**The exercise:** From the line with "Enumerate this screenshot's" through the final line, transcribe the material below character for character; include no other lines.

**Supplied material:**
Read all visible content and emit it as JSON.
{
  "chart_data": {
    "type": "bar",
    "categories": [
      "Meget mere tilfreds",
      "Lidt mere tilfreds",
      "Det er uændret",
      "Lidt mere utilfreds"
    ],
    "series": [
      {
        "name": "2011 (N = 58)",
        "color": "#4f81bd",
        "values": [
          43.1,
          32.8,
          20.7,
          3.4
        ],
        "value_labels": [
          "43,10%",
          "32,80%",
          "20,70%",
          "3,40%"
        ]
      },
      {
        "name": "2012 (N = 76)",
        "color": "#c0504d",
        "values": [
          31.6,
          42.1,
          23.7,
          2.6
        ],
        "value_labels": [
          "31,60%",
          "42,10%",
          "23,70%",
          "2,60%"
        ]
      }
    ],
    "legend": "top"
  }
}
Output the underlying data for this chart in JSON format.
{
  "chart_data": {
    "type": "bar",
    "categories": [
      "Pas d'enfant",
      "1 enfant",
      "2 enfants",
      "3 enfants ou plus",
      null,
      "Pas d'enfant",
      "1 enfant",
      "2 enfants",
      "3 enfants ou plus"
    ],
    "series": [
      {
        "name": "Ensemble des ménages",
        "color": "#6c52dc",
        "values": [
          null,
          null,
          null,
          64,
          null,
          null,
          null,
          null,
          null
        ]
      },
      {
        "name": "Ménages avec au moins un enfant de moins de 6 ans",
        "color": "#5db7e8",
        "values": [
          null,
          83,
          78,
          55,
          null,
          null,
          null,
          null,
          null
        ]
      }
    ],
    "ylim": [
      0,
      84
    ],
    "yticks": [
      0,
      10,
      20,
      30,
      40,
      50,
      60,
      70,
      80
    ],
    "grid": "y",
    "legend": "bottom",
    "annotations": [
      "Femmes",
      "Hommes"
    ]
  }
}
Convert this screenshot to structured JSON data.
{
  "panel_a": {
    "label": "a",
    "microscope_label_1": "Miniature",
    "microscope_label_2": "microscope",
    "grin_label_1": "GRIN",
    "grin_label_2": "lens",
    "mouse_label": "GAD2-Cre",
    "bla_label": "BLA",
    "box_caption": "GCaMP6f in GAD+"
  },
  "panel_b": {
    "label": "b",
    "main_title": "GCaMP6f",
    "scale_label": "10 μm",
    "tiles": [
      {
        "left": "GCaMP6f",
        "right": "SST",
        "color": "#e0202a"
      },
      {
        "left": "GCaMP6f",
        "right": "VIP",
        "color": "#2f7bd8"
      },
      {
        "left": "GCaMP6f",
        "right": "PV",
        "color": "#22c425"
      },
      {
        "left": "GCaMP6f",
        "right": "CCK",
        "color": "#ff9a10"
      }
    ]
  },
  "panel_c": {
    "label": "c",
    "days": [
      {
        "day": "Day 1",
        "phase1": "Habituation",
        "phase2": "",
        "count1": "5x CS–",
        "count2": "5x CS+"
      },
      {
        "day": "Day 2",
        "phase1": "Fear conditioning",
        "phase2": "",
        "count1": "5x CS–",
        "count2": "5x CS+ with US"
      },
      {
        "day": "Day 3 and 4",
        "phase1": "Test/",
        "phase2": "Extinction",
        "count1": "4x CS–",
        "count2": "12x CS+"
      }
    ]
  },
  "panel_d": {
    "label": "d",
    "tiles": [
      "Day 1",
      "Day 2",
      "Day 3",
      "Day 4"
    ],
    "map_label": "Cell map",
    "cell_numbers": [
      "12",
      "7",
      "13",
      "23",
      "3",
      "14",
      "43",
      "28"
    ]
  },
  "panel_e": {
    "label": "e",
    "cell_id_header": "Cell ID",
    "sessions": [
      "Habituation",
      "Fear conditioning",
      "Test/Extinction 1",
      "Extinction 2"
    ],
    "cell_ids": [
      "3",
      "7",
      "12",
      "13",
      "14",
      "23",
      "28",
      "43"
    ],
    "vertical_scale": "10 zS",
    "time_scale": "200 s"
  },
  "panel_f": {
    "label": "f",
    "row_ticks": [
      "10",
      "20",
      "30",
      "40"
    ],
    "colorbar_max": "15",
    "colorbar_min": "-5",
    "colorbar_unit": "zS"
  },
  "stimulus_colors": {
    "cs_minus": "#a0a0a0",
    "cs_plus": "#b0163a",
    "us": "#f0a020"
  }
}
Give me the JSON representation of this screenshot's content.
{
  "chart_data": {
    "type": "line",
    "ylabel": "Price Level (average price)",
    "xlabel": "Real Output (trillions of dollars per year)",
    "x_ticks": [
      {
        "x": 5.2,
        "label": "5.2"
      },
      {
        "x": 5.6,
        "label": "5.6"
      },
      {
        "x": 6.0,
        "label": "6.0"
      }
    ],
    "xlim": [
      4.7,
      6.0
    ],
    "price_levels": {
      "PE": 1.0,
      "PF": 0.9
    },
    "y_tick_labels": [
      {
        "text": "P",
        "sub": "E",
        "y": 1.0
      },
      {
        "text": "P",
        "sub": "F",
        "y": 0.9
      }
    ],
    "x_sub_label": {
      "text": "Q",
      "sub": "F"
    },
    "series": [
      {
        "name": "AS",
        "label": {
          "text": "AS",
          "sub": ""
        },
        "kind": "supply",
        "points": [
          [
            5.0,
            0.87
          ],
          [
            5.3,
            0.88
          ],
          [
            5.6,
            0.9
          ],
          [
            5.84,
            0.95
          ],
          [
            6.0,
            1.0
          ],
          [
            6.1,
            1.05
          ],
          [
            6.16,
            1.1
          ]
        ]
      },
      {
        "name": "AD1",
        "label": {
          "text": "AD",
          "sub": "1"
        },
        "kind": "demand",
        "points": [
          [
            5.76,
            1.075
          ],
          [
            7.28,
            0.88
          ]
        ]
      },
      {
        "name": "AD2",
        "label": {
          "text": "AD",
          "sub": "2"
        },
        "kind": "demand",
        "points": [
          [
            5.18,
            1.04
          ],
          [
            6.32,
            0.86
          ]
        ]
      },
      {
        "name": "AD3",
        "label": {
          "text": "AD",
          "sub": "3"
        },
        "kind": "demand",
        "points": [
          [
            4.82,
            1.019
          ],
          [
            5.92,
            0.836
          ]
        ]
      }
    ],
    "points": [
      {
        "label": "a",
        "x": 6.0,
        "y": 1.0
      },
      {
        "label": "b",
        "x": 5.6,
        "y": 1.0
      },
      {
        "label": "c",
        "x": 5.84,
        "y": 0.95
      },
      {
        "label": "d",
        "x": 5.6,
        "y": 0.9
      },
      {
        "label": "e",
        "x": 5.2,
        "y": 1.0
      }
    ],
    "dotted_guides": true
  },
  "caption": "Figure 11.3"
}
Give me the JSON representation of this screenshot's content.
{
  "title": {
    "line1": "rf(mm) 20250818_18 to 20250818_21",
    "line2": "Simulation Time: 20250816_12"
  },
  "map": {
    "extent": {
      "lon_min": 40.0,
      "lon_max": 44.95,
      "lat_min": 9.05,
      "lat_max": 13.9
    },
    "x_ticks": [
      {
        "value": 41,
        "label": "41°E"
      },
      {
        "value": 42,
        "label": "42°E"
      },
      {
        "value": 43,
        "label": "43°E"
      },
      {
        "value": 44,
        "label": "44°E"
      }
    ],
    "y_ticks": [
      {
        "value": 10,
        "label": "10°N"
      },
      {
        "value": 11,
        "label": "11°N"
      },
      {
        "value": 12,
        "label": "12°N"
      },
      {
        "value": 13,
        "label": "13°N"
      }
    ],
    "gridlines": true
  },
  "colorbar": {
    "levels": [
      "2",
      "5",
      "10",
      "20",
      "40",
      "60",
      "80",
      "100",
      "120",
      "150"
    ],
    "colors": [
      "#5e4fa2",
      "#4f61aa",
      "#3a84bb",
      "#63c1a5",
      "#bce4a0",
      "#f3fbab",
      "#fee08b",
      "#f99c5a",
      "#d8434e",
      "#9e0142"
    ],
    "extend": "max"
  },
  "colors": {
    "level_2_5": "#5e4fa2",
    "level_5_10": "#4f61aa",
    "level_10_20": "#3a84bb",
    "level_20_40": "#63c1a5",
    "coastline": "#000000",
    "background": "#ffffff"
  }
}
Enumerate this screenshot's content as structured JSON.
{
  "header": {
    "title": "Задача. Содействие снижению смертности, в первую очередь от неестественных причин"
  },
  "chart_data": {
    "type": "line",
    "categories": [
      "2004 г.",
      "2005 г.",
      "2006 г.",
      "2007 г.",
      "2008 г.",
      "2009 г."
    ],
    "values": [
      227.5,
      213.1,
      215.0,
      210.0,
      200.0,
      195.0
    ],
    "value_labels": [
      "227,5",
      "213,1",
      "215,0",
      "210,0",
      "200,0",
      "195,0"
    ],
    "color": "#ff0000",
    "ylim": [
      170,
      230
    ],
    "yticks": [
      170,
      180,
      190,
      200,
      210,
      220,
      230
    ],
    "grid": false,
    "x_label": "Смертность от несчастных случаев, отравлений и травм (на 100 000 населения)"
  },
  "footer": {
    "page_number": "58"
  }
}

**The solution:**
Enumerate this screenshot's content as structured JSON.
{
  "header": {
    "title": "Задача. Содействие снижению смертности, в первую очередь от неестественных причин"
  },
  "chart_data": {
    "type": "line",
    "categories": [
      "2004 г.",
      "2005 г.",
      "2006 г.",
      "2007 г.",
      "2008 г.",
      "2009 г."
    ],
    "values": [
      227.5,
      213.1,
      215.0,
      210.0,
      200.0,
      195.0
    ],
    "value_labels": [
      "227,5",
      "213,1",
      "215,0",
      "210,0",
      "200,0",
      "195,0"
    ],
    "color": "#ff0000",
    "ylim": [
      170,
      230
    ],
    "yticks": [
      170,
      180,
      190,
      200,
      210,
      220,
      230
    ],
    "grid": false,
    "x_label": "Смертность от несчастных случаев, отравлений и травм (на 100 000 населения)"
  },
  "footer": {
    "page_number": "58"
  }
}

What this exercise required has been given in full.